DIRECTIONS — Output the material beneath this task exactly, images excluded.

ENTRIES PROVIDED —

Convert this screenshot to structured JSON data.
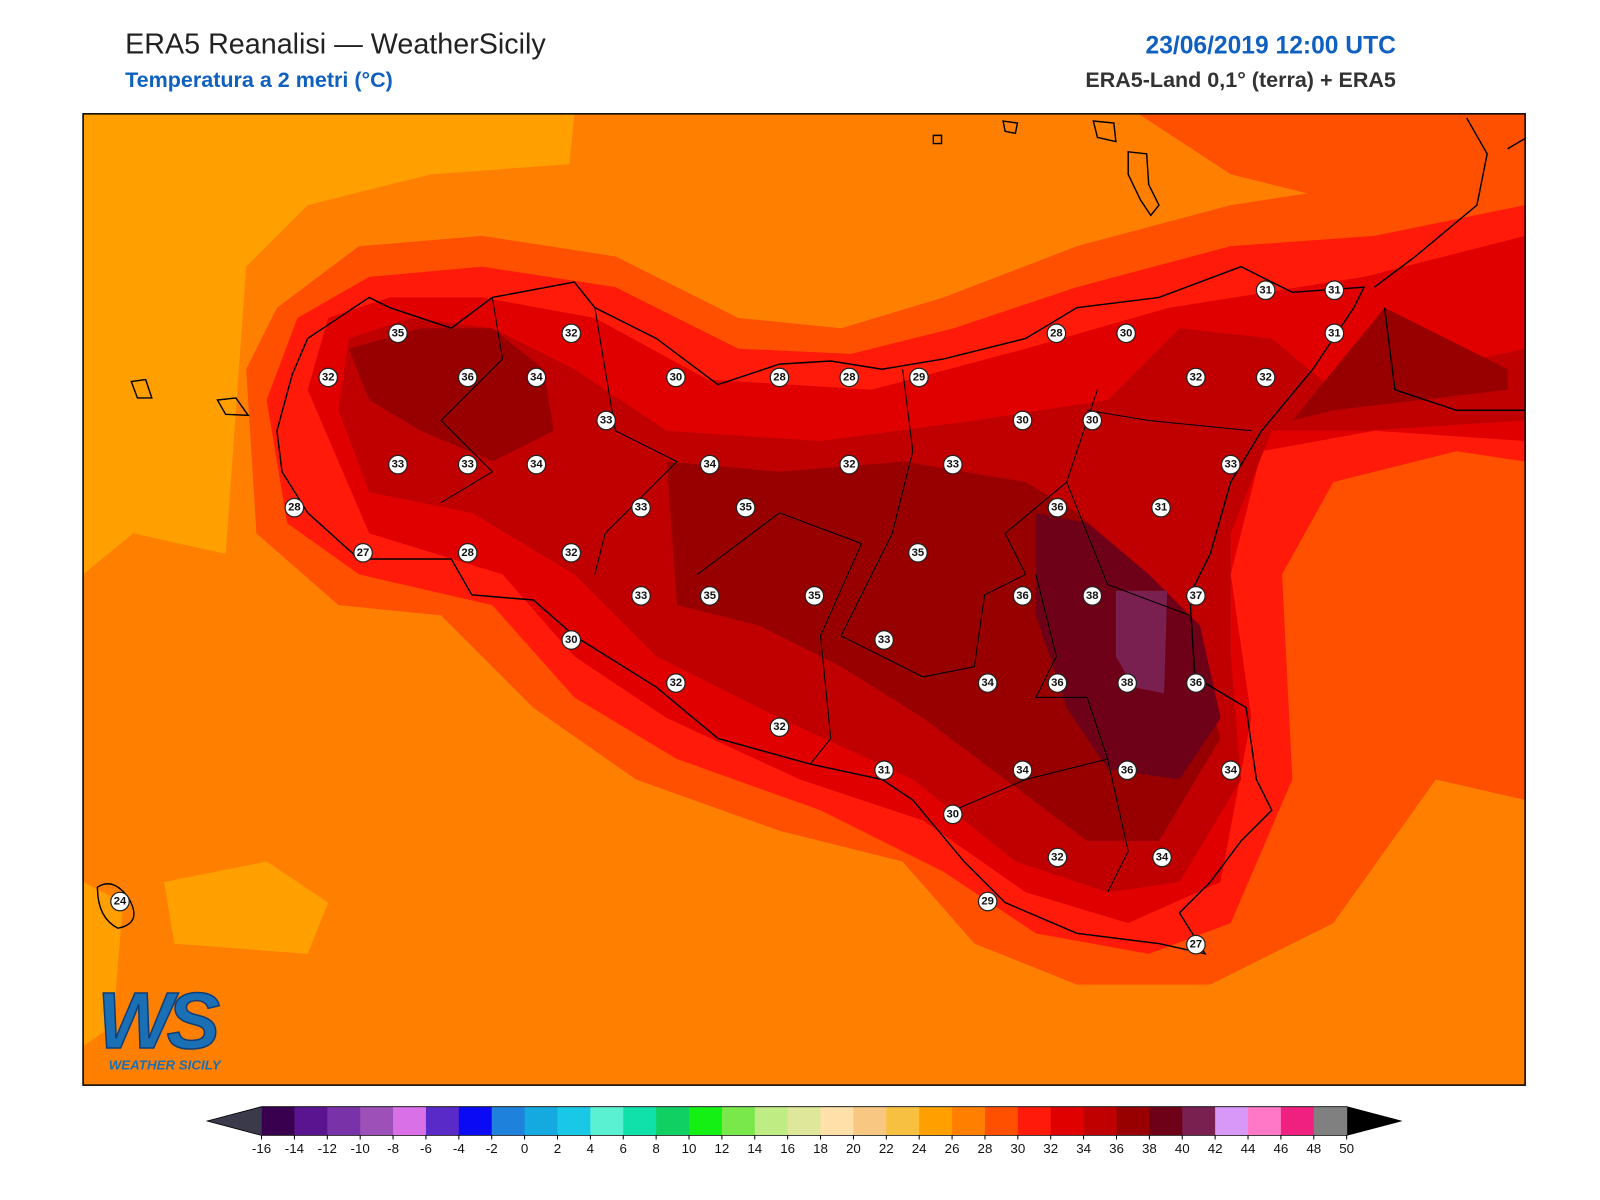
{
  "title": "ERA5 Reanalisi — WeatherSicily",
  "subtitle": "Temperatura a 2 metri (°C)",
  "date": "23/06/2019 12:00 UTC",
  "source": "ERA5-Land 0,1° (terra) + ERA5",
  "logo": {
    "main": "WS",
    "sub": "WEATHER SICILY"
  },
  "stations": [
    31,
    31,
    35,
    32,
    28,
    30,
    31,
    32,
    36,
    34,
    30,
    28,
    28,
    29,
    32,
    32,
    33,
    30,
    30,
    33,
    33,
    34,
    34,
    32,
    33,
    33,
    28,
    33,
    35,
    36,
    31,
    27,
    28,
    32,
    35,
    33,
    35,
    35,
    36,
    38,
    37,
    30,
    33,
    32,
    34,
    36,
    38,
    36,
    32,
    31,
    34,
    36,
    34,
    30,
    32,
    34,
    24,
    29,
    27
  ],
  "colorbar": {
    "ticks": [
      -16,
      -14,
      -12,
      -10,
      -8,
      -6,
      -4,
      -2,
      0,
      2,
      4,
      6,
      8,
      10,
      12,
      14,
      16,
      18,
      20,
      22,
      24,
      26,
      28,
      30,
      32,
      34,
      36,
      38,
      40,
      42,
      44,
      46,
      48,
      50
    ],
    "colors": [
      "#3a0050",
      "#5a1490",
      "#7a32a8",
      "#9c50b8",
      "#da70e8",
      "#5a2ac8",
      "#0a0af5",
      "#1e82dc",
      "#14aae0",
      "#18c8e6",
      "#5af0d2",
      "#10e0aa",
      "#10d064",
      "#14f014",
      "#78e84a",
      "#c0ec84",
      "#dfe89a",
      "#ffe0a8",
      "#f8c882",
      "#f8c040",
      "#ffa000",
      "#ff8000",
      "#ff5000",
      "#ff1a0a",
      "#e00000",
      "#c00000",
      "#980000",
      "#6e0018",
      "#7a2050",
      "#d898f8",
      "#ff78c8",
      "#f02080",
      "#808080",
      "#383838"
    ],
    "under_color": "#3a3a4a",
    "over_color": "#000000"
  }
}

OUTPUT BELOW —
Convert this screenshot to structured JSON data.
{
  "title": "ERA5 Reanalisi — WeatherSicily",
  "subtitle": "Temperatura a 2 metri (°C)",
  "date": "23/06/2019 12:00 UTC",
  "source": "ERA5-Land 0,1° (terra) + ERA5",
  "logo": {
    "main": "WS",
    "sub": "WEATHER SICILY"
  },
  "stations": [
    31,
    31,
    35,
    32,
    28,
    30,
    31,
    32,
    36,
    34,
    30,
    28,
    28,
    29,
    32,
    32,
    33,
    30,
    30,
    33,
    33,
    34,
    34,
    32,
    33,
    33,
    28,
    33,
    35,
    36,
    31,
    27,
    28,
    32,
    35,
    33,
    35,
    35,
    36,
    38,
    37,
    30,
    33,
    32,
    34,
    36,
    38,
    36,
    32,
    31,
    34,
    36,
    34,
    30,
    32,
    34,
    24,
    29,
    27
  ],
  "colorbar": {
    "ticks": [
      -16,
      -14,
      -12,
      -10,
      -8,
      -6,
      -4,
      -2,
      0,
      2,
      4,
      6,
      8,
      10,
      12,
      14,
      16,
      18,
      20,
      22,
      24,
      26,
      28,
      30,
      32,
      34,
      36,
      38,
      40,
      42,
      44,
      46,
      48,
      50
    ],
    "colors": [
      "#3a0050",
      "#5a1490",
      "#7a32a8",
      "#9c50b8",
      "#da70e8",
      "#5a2ac8",
      "#0a0af5",
      "#1e82dc",
      "#14aae0",
      "#18c8e6",
      "#5af0d2",
      "#10e0aa",
      "#10d064",
      "#14f014",
      "#78e84a",
      "#c0ec84",
      "#dfe89a",
      "#ffe0a8",
      "#f8c882",
      "#f8c040",
      "#ffa000",
      "#ff8000",
      "#ff5000",
      "#ff1a0a",
      "#e00000",
      "#c00000",
      "#980000",
      "#6e0018",
      "#7a2050",
      "#d898f8",
      "#ff78c8",
      "#f02080",
      "#808080",
      "#383838"
    ],
    "under_color": "#3a3a4a",
    "over_color": "#000000"
  }
}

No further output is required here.